> **Task directions**: Search the data for the word "name" and copy every line where it occurs.

(Records about charts and figures)
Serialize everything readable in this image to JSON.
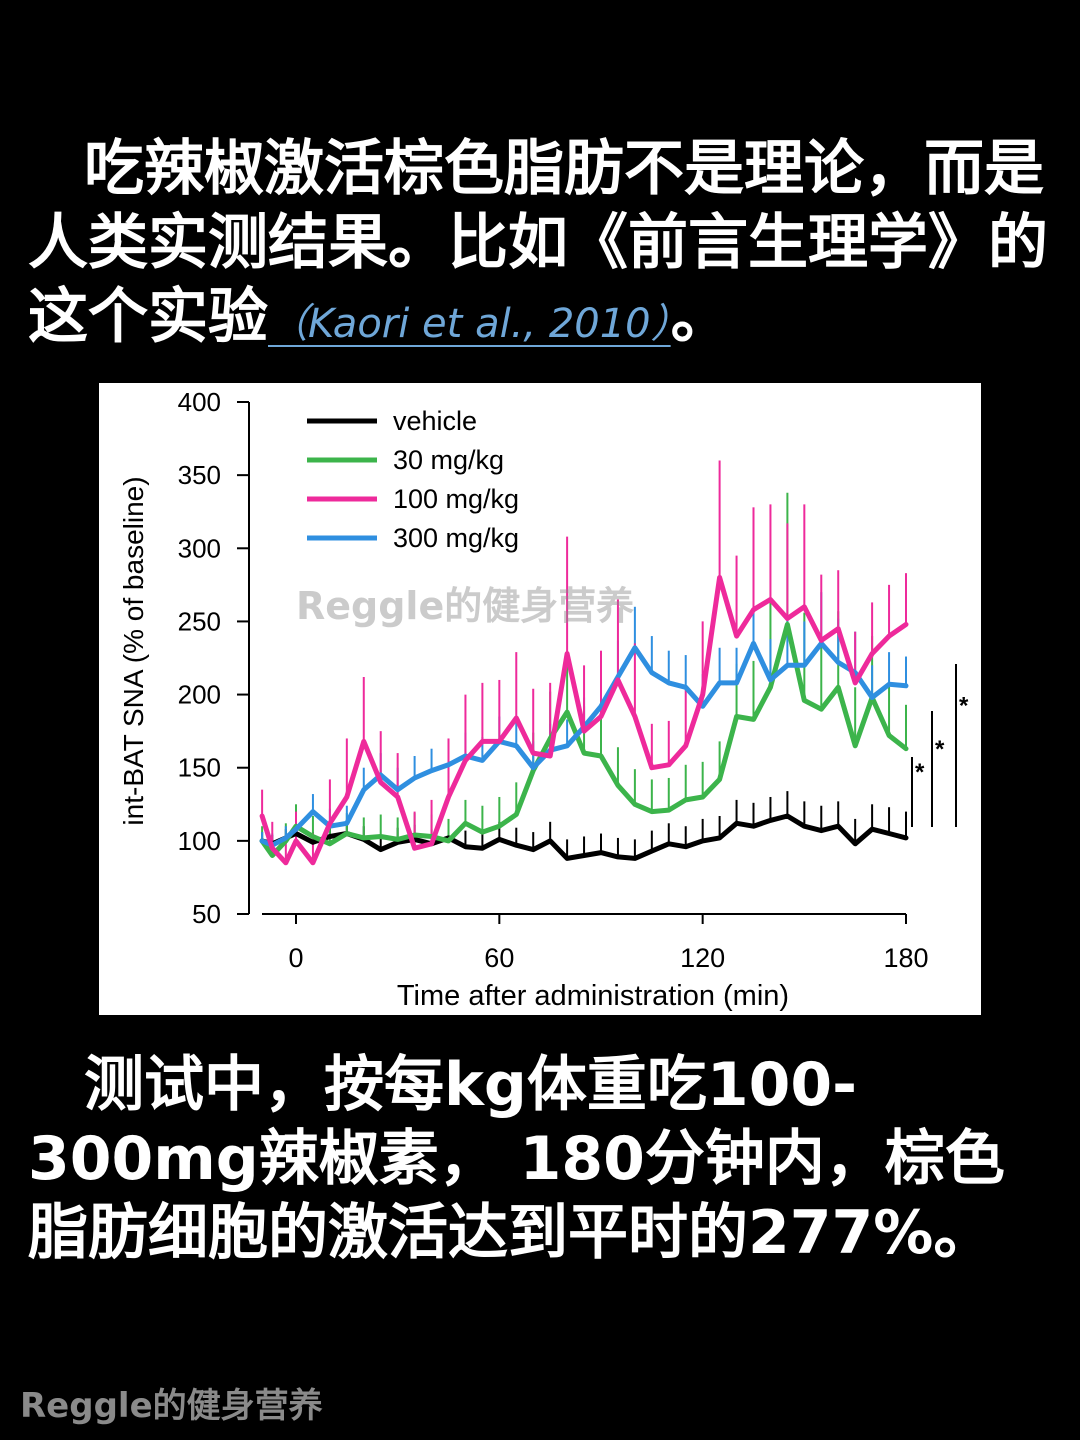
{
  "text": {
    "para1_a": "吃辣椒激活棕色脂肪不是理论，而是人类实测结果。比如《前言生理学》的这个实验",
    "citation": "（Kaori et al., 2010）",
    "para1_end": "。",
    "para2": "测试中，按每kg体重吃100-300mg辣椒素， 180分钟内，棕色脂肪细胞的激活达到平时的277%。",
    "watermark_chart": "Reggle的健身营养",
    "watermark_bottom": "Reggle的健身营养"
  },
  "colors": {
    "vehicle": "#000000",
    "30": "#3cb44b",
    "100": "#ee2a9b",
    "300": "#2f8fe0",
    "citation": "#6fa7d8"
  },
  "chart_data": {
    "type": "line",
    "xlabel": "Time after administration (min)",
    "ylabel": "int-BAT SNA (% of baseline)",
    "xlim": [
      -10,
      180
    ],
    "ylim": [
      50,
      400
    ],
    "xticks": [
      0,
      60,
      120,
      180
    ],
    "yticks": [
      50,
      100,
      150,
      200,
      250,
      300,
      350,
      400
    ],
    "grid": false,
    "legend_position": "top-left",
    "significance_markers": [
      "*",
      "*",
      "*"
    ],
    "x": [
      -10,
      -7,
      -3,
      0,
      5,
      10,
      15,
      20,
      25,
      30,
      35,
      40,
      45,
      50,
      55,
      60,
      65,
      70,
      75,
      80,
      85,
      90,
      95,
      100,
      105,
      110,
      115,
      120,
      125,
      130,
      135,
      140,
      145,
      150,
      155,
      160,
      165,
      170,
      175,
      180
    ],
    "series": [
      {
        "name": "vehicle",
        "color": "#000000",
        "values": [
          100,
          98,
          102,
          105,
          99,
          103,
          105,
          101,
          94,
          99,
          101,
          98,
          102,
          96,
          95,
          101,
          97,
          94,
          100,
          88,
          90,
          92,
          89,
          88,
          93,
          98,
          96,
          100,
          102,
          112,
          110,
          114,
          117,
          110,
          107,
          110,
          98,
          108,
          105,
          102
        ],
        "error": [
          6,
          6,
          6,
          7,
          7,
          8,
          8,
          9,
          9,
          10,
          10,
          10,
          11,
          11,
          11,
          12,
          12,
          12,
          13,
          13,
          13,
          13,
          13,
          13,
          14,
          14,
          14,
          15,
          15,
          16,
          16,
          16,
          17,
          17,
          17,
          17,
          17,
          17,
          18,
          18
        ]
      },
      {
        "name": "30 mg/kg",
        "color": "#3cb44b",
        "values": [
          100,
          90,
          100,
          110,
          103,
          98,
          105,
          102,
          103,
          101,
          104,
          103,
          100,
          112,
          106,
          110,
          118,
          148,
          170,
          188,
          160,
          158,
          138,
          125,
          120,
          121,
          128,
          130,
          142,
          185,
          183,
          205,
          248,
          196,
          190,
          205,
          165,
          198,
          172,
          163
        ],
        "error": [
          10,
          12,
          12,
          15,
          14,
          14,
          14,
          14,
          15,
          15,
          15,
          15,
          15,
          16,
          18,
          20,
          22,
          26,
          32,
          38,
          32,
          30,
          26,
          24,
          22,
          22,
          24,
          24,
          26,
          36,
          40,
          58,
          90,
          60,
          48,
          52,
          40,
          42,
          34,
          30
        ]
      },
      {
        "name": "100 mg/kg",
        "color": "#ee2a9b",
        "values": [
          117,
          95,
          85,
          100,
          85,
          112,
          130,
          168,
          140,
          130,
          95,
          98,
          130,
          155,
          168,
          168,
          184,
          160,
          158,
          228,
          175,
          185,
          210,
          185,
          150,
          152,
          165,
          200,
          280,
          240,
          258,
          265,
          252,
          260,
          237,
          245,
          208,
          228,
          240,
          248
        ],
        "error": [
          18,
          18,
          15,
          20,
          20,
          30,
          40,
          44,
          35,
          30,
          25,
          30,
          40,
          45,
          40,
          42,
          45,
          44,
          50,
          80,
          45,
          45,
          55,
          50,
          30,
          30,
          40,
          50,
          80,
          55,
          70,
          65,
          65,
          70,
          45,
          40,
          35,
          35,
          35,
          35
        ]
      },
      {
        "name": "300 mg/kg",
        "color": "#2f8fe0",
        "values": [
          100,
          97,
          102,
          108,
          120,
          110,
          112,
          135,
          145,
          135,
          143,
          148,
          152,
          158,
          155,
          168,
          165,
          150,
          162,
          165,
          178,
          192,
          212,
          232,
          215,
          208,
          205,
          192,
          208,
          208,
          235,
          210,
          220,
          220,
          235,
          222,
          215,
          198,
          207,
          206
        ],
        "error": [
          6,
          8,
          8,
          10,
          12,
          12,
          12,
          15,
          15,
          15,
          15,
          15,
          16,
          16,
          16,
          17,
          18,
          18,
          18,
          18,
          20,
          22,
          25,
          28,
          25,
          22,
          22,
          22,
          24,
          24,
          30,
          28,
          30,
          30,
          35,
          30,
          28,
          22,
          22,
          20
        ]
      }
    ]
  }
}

...

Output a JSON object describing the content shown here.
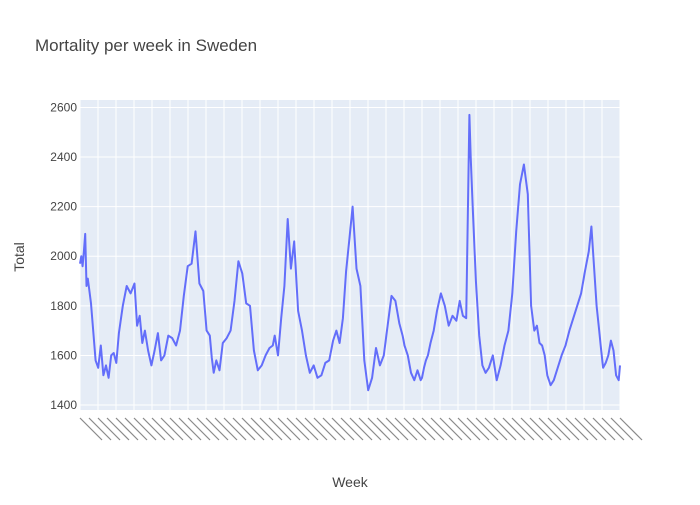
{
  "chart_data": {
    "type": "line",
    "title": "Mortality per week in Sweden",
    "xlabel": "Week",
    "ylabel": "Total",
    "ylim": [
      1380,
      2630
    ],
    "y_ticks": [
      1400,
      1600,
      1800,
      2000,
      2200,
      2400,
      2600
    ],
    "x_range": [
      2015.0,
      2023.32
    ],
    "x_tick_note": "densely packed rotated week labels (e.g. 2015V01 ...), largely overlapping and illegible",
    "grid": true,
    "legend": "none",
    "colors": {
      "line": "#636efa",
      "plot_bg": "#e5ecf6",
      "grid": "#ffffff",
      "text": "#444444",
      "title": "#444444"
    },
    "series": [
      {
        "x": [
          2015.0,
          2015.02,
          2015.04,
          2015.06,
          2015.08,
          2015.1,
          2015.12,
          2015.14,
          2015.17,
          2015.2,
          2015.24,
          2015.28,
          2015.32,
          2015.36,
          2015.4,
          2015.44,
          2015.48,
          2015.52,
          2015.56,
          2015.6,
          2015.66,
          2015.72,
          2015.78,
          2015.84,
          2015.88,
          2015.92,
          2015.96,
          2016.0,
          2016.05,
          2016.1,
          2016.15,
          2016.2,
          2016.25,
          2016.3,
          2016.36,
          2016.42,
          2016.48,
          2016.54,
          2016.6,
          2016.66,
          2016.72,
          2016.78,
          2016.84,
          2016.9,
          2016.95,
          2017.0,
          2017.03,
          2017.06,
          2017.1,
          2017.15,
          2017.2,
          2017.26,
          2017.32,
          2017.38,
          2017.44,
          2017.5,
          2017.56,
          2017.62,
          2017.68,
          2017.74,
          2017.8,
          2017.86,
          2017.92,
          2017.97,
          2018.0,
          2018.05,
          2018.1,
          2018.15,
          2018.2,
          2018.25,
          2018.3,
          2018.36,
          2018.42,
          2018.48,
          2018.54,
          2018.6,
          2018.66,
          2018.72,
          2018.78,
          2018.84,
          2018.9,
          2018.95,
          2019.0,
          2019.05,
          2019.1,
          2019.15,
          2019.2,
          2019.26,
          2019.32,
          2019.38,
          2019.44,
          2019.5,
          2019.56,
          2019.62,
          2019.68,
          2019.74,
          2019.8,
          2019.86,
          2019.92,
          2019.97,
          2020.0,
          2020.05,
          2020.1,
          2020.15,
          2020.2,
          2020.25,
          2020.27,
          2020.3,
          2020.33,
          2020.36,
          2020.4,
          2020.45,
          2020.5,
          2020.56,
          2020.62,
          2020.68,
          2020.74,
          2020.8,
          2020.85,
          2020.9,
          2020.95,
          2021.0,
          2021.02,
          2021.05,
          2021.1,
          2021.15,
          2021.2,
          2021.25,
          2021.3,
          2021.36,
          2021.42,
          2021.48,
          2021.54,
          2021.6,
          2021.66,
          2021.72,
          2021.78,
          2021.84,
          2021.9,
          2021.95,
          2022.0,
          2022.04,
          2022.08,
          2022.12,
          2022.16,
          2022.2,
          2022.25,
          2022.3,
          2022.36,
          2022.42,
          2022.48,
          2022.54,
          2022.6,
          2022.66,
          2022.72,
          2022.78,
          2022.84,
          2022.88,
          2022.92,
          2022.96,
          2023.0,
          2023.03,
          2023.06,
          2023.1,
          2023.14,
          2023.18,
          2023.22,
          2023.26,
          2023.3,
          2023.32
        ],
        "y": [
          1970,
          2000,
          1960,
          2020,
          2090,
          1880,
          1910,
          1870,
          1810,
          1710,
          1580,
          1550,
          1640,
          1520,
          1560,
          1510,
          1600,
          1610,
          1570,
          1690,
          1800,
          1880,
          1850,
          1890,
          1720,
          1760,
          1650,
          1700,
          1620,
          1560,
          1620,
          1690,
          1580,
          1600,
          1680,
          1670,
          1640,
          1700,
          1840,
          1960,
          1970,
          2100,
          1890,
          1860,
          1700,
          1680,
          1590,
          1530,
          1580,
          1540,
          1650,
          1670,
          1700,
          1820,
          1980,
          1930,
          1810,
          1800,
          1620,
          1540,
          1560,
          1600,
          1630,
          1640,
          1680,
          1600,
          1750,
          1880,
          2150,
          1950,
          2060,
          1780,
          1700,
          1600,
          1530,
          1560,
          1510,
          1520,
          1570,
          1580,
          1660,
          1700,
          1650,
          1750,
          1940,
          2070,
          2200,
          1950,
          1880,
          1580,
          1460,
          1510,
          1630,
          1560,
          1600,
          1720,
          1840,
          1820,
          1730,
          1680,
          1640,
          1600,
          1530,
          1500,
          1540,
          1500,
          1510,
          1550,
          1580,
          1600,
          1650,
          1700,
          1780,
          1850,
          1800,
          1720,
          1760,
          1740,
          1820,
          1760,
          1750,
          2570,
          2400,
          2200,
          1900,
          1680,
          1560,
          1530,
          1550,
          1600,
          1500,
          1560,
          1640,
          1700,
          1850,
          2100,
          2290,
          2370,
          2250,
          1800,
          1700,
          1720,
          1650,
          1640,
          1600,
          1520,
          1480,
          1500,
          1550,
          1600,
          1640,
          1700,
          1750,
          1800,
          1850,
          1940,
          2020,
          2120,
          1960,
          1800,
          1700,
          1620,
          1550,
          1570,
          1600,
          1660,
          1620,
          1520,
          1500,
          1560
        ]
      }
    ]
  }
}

> **Task answer**:
        "name": "vehicle",
        "name": "30 mg/kg",
        "name": "100 mg/kg",
        "name": "300 mg/kg",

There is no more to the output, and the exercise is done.